:: Raw data
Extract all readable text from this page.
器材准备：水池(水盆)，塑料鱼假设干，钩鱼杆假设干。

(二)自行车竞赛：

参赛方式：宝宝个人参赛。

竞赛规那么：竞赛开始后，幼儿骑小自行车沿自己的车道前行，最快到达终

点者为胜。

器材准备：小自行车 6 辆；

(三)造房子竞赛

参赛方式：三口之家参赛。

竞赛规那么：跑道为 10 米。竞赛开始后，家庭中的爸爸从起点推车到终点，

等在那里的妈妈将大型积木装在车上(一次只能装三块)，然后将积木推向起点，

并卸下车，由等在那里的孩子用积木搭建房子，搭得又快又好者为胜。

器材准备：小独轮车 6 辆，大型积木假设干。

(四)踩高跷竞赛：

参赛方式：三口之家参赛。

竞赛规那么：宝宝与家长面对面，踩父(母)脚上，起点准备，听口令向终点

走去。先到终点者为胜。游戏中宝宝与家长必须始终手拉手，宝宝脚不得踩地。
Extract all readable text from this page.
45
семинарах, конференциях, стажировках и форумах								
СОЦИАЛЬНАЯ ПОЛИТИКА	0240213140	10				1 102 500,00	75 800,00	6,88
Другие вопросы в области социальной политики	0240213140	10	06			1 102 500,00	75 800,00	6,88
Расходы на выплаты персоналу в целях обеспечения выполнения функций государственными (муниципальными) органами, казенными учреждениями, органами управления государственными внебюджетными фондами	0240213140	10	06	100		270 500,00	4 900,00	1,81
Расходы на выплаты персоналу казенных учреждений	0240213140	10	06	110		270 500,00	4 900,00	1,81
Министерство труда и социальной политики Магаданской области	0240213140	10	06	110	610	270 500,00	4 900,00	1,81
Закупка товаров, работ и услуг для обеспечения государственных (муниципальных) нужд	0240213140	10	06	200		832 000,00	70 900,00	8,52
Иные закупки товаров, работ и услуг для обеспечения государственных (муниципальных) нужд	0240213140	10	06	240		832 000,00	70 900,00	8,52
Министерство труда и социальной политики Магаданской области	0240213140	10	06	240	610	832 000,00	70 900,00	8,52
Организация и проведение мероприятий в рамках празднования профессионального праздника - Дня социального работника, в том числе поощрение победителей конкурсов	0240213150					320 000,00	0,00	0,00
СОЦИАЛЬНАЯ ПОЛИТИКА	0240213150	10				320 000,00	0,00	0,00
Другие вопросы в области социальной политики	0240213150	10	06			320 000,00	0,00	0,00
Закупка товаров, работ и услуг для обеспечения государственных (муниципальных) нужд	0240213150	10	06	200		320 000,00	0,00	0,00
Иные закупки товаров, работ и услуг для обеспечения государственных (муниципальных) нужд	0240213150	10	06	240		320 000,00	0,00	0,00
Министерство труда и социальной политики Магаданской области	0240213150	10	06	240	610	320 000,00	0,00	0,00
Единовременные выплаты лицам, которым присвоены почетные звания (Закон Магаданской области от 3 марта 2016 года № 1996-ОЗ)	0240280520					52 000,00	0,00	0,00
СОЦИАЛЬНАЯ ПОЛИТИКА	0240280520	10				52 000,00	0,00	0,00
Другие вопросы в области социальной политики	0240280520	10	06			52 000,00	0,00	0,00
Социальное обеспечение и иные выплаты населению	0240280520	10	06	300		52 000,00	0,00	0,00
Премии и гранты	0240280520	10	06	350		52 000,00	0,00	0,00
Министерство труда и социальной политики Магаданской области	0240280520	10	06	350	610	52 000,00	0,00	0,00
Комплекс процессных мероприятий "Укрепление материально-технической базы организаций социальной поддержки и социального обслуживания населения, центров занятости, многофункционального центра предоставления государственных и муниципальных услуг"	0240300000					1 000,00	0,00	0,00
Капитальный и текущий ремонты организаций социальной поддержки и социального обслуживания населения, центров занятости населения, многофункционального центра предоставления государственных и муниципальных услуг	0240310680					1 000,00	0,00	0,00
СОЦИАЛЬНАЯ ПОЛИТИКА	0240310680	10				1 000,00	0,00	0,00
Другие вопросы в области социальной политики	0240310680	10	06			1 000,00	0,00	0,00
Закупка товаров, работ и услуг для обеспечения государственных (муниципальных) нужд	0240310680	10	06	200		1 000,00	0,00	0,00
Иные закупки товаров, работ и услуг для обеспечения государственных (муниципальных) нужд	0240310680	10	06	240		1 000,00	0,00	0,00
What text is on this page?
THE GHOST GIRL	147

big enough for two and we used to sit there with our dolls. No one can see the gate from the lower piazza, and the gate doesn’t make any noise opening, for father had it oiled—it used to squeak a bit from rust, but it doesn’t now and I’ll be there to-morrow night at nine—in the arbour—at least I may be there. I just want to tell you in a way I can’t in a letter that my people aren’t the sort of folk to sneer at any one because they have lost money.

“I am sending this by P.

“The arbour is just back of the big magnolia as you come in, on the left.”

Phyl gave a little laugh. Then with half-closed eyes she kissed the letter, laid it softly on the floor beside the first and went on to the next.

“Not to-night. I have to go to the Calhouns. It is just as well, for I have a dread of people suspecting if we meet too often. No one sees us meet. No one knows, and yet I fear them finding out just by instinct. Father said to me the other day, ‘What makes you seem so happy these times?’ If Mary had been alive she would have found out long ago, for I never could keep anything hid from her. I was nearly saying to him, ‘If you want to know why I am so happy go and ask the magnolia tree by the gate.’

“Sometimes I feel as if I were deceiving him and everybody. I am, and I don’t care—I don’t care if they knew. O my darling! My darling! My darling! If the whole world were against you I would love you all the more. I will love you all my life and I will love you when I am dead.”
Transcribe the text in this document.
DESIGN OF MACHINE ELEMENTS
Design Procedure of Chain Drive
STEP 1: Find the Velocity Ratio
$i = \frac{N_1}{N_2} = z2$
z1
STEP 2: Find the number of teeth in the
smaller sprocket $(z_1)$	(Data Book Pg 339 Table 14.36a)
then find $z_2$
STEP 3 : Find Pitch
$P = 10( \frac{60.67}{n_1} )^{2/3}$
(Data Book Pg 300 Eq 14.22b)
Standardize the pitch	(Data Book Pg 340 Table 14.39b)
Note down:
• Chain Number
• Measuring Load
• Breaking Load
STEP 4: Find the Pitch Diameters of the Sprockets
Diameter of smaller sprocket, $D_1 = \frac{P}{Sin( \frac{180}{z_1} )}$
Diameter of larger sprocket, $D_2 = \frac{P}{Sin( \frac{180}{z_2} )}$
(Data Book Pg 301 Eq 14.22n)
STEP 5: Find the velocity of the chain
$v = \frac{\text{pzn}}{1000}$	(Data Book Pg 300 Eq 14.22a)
::::
#### What to do
Search the entries for "населения" and copy out each line that has it.

#### Exercise answer
Комплекс процессных мероприятий "Укрепление материально-технической базы организаций социальной поддержки и социального обслуживания населения, центров занятости, многофункционального центра предоставления государственных и муниципальных услуг"	0240300000					1 000,00	0,00	0,00
Капитальный и текущий ремонты организаций социальной поддержки и социального обслуживания населения, центров занятости населения, многофункционального центра предоставления государственных и муниципальных услуг	0240310680					1 000,00	0,00	0,00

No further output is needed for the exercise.